## Exercise instructions:
Work out how many lines in the data hold the word "JSON", and reply with that number only.
━━━━━━━━
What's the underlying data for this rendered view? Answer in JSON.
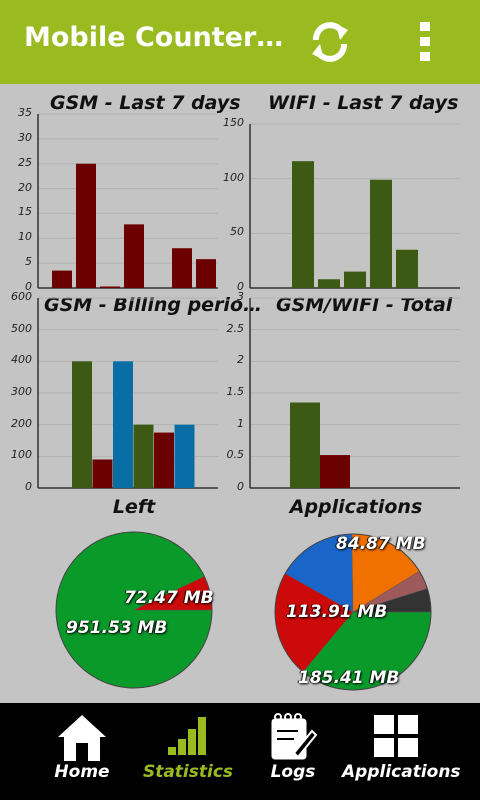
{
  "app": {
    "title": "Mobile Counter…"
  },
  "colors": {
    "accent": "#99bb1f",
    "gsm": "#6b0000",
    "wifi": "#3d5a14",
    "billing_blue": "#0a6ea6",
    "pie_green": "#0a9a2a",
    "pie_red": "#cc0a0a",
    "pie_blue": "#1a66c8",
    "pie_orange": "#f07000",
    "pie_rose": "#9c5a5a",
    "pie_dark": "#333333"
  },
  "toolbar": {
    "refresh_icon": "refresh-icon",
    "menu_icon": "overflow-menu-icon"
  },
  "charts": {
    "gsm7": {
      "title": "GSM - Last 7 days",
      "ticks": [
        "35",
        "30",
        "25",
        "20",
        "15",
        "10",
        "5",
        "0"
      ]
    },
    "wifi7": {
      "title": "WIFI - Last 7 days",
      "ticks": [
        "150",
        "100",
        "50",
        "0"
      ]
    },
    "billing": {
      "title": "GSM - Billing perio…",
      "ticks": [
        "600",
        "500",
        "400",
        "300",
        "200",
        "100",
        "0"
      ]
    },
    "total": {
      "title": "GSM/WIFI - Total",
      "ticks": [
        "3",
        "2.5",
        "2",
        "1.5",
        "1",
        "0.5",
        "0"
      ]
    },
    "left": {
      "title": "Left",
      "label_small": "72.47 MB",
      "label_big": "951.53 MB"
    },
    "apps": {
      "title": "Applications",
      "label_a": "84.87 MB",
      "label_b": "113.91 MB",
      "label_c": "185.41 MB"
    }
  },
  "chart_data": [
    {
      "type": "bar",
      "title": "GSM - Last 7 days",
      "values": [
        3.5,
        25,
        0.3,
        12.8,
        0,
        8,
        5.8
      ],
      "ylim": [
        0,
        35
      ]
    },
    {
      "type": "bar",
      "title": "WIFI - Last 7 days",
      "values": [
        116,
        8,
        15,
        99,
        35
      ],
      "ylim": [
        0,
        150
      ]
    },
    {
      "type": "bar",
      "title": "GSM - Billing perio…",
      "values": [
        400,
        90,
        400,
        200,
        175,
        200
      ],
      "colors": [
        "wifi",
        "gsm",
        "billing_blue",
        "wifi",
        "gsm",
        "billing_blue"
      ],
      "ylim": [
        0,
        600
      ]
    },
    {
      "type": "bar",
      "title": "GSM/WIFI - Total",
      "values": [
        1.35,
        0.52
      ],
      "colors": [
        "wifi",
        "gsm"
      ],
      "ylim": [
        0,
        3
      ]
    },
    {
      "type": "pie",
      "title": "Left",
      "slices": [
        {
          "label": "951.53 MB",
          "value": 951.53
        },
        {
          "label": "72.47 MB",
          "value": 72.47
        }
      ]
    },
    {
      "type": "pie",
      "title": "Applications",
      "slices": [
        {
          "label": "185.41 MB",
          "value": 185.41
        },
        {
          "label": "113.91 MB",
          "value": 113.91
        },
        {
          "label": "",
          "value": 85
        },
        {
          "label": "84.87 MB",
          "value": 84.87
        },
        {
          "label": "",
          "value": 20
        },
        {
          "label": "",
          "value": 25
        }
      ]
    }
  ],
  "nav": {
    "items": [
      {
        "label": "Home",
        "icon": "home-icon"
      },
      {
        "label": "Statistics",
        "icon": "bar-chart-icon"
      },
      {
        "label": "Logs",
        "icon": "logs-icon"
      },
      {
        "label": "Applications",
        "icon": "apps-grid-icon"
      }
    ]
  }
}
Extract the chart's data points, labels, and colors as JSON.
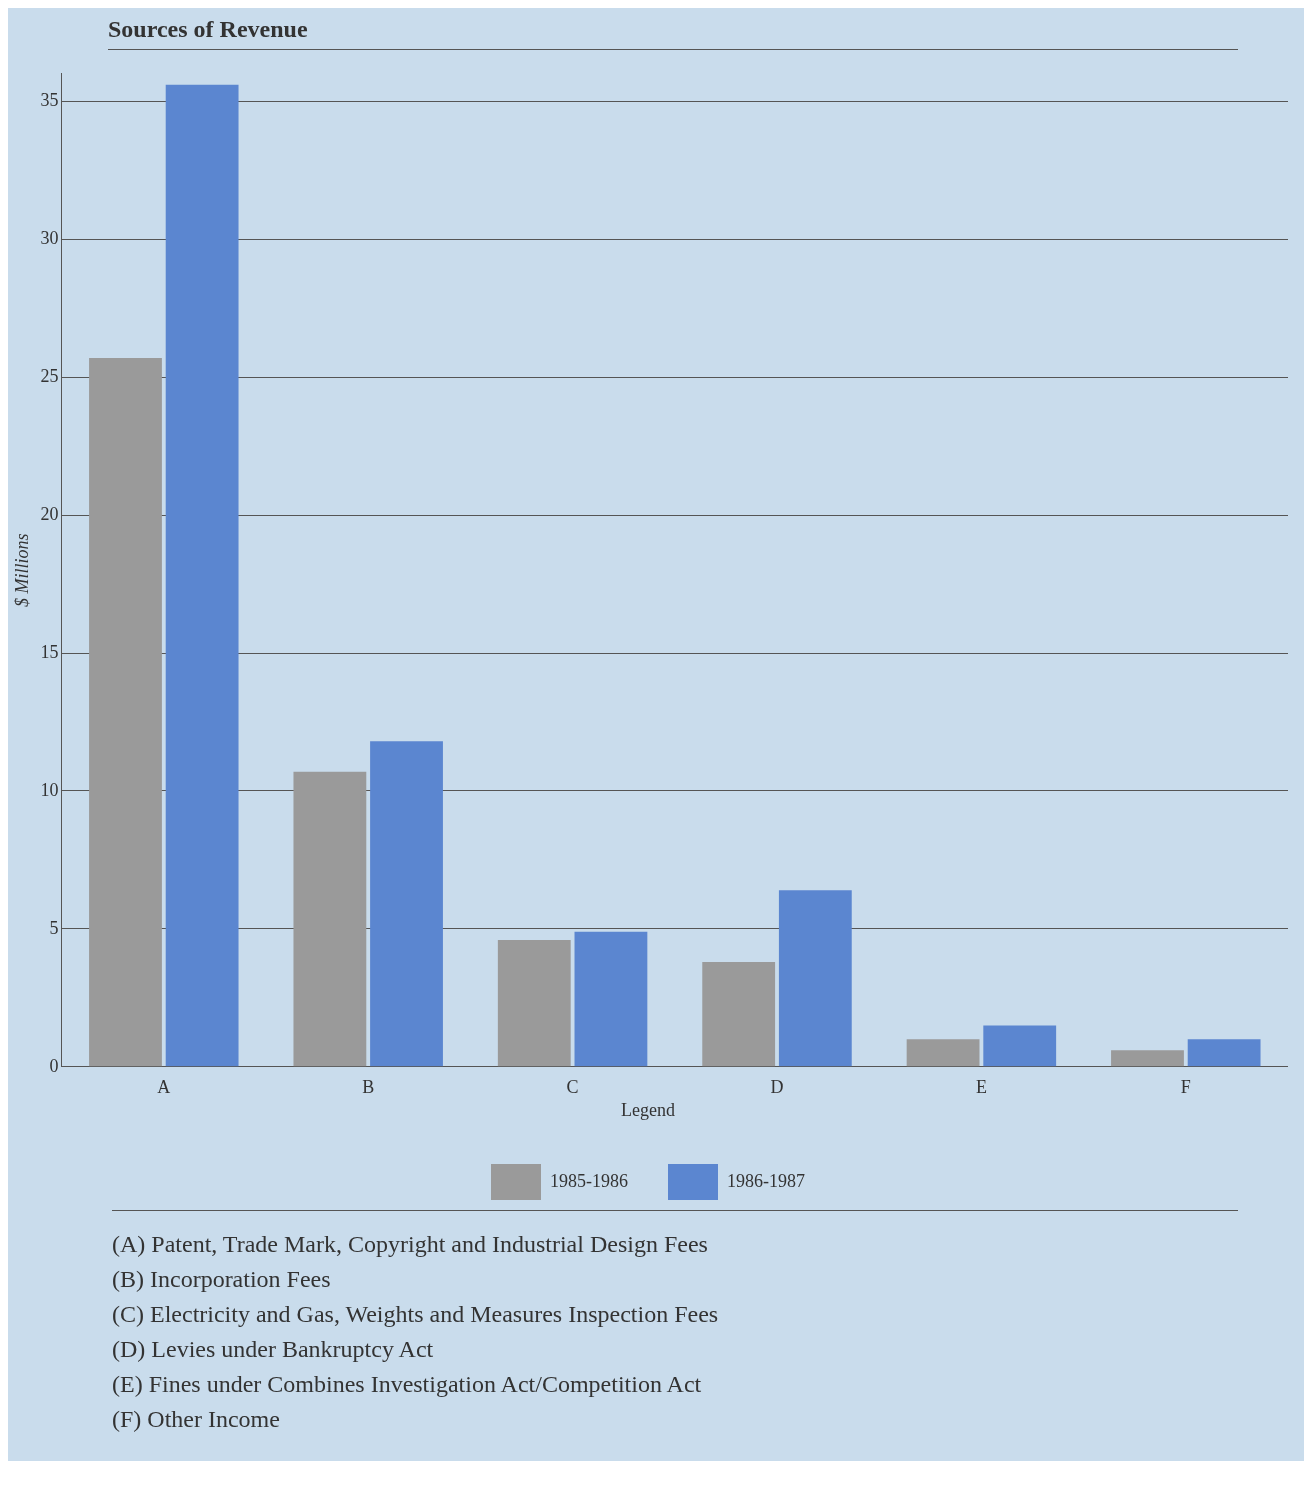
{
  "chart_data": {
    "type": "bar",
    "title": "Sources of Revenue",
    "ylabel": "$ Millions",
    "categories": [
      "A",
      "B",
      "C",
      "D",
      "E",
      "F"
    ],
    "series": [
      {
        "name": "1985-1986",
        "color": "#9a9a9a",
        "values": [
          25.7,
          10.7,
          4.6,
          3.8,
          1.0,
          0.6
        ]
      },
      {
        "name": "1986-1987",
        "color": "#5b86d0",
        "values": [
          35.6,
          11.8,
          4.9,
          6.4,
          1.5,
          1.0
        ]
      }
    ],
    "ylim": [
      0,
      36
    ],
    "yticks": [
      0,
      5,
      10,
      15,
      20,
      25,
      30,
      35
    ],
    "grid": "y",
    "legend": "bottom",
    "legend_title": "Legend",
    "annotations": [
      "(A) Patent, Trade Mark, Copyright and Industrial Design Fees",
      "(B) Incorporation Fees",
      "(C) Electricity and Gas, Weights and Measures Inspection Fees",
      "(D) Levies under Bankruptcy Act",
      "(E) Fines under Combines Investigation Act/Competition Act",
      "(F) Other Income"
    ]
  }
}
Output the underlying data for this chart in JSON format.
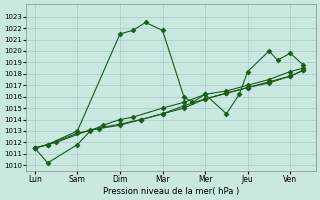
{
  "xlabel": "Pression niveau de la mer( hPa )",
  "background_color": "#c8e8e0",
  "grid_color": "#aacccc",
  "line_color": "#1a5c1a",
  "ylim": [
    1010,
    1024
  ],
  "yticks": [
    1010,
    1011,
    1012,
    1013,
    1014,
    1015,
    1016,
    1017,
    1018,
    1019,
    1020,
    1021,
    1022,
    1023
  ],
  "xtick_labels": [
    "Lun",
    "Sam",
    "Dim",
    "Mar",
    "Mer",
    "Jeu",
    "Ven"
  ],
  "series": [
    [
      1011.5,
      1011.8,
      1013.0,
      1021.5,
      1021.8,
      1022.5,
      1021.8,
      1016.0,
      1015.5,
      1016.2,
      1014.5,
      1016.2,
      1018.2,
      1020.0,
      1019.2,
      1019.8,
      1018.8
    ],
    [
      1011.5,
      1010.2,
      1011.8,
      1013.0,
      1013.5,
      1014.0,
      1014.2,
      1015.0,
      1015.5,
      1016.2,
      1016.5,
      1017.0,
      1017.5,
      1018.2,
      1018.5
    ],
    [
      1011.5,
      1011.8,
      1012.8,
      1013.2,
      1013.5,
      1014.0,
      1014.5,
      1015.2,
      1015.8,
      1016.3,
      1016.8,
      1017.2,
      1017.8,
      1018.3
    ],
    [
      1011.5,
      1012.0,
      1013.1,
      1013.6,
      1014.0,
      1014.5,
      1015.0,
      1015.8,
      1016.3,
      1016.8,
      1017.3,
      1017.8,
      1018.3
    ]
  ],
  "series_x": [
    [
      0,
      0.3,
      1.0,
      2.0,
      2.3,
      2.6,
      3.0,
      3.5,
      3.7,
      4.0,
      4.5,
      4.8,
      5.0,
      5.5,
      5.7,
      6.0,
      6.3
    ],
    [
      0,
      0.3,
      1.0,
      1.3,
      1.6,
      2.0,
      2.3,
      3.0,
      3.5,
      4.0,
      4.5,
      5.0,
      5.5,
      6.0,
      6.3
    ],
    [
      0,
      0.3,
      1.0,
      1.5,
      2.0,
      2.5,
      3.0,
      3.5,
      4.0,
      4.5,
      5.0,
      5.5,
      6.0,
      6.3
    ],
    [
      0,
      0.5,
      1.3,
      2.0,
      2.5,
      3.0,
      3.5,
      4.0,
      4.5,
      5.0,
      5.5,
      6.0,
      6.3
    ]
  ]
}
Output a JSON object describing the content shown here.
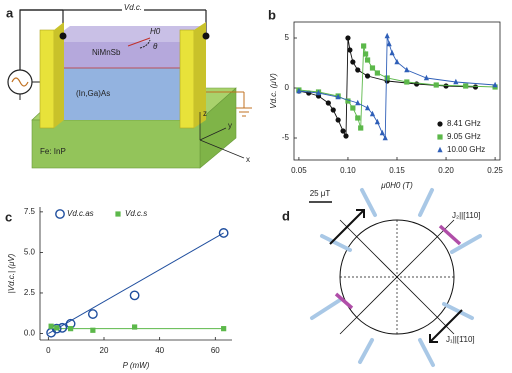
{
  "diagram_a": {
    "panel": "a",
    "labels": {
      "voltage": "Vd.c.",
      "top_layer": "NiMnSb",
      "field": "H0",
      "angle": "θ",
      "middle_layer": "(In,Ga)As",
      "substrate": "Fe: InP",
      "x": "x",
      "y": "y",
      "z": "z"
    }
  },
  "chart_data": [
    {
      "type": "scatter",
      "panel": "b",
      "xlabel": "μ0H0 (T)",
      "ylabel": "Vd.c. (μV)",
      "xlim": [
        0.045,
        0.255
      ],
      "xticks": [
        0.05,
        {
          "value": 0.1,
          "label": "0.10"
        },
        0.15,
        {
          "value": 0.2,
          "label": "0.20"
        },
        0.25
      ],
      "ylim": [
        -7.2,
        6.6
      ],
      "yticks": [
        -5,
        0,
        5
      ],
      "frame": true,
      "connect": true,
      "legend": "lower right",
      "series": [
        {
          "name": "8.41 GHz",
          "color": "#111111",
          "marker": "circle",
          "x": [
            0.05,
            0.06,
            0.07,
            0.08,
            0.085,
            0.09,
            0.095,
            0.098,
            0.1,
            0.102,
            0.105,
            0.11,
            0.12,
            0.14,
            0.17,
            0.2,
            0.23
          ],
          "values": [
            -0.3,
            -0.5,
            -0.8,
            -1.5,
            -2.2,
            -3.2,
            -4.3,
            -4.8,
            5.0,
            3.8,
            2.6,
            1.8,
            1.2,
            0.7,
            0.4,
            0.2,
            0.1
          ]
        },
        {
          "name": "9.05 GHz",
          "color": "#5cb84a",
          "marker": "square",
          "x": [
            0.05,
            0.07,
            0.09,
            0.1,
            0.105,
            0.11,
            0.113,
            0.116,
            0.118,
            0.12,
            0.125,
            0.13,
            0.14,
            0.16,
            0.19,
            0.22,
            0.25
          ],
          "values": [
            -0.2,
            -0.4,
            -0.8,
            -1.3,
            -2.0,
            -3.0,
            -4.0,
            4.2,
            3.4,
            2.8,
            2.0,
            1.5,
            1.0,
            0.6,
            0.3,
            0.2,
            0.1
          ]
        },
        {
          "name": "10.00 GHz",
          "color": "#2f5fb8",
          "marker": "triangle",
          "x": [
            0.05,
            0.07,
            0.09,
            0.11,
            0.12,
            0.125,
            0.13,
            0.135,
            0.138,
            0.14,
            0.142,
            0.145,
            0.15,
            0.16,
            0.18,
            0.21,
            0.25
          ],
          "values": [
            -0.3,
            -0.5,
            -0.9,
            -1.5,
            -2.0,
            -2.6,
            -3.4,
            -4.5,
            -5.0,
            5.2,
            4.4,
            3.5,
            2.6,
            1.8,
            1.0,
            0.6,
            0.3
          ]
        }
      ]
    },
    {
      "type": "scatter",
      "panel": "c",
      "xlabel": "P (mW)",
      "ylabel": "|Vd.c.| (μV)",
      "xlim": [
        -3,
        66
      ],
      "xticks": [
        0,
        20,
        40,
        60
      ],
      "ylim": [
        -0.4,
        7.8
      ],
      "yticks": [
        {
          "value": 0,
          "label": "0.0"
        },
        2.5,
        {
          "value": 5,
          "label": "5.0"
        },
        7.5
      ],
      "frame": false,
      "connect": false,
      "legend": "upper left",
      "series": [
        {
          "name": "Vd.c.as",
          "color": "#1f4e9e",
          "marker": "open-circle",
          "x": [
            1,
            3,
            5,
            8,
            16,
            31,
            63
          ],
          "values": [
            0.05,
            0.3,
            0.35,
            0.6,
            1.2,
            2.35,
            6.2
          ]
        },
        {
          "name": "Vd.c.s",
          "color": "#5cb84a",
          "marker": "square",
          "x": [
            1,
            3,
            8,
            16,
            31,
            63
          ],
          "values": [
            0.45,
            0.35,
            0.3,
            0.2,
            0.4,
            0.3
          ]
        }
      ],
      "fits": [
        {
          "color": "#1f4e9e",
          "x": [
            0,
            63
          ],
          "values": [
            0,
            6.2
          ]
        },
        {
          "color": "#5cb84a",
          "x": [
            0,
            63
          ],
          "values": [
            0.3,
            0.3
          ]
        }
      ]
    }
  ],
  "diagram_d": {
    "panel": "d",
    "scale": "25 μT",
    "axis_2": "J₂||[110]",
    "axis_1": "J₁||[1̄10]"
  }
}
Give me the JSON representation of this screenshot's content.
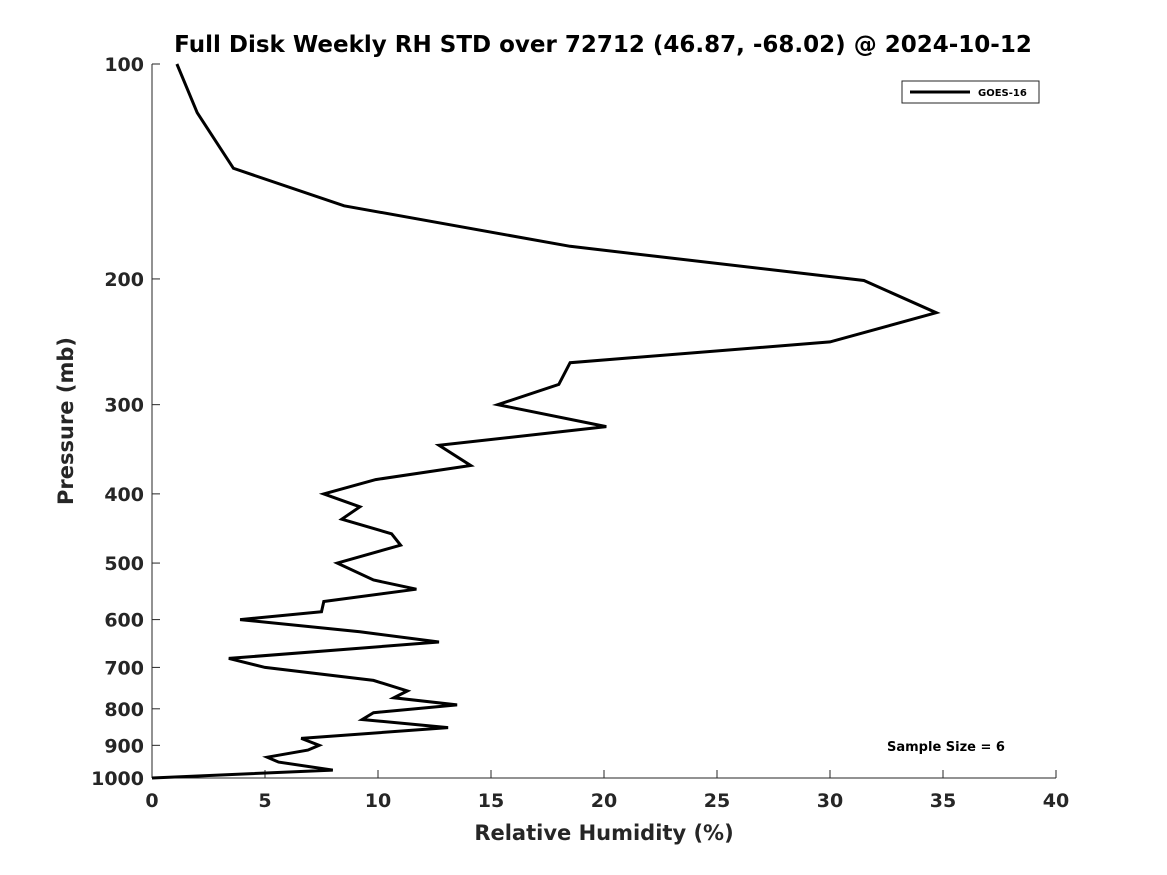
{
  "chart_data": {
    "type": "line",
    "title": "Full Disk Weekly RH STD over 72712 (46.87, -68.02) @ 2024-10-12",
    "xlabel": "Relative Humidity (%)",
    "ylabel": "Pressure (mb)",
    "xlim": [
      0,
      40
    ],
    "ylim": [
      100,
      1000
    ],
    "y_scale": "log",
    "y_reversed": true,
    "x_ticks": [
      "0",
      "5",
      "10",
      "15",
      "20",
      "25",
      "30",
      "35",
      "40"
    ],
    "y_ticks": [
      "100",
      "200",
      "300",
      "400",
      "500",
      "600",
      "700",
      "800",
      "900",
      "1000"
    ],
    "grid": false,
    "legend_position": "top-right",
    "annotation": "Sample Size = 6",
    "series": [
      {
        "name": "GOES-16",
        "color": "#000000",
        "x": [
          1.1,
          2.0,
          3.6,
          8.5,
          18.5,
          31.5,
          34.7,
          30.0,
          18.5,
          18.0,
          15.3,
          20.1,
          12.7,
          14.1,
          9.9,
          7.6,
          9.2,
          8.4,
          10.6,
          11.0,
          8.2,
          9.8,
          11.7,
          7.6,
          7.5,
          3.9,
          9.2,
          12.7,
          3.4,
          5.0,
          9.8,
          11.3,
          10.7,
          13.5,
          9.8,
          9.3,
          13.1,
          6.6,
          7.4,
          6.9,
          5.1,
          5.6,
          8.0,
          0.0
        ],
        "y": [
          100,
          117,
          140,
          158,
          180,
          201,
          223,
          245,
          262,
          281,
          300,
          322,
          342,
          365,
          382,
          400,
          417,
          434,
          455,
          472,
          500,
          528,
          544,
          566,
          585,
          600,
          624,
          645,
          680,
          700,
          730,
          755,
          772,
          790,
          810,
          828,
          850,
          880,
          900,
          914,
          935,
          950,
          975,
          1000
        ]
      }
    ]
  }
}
━━━━━━━━
## Final result:
5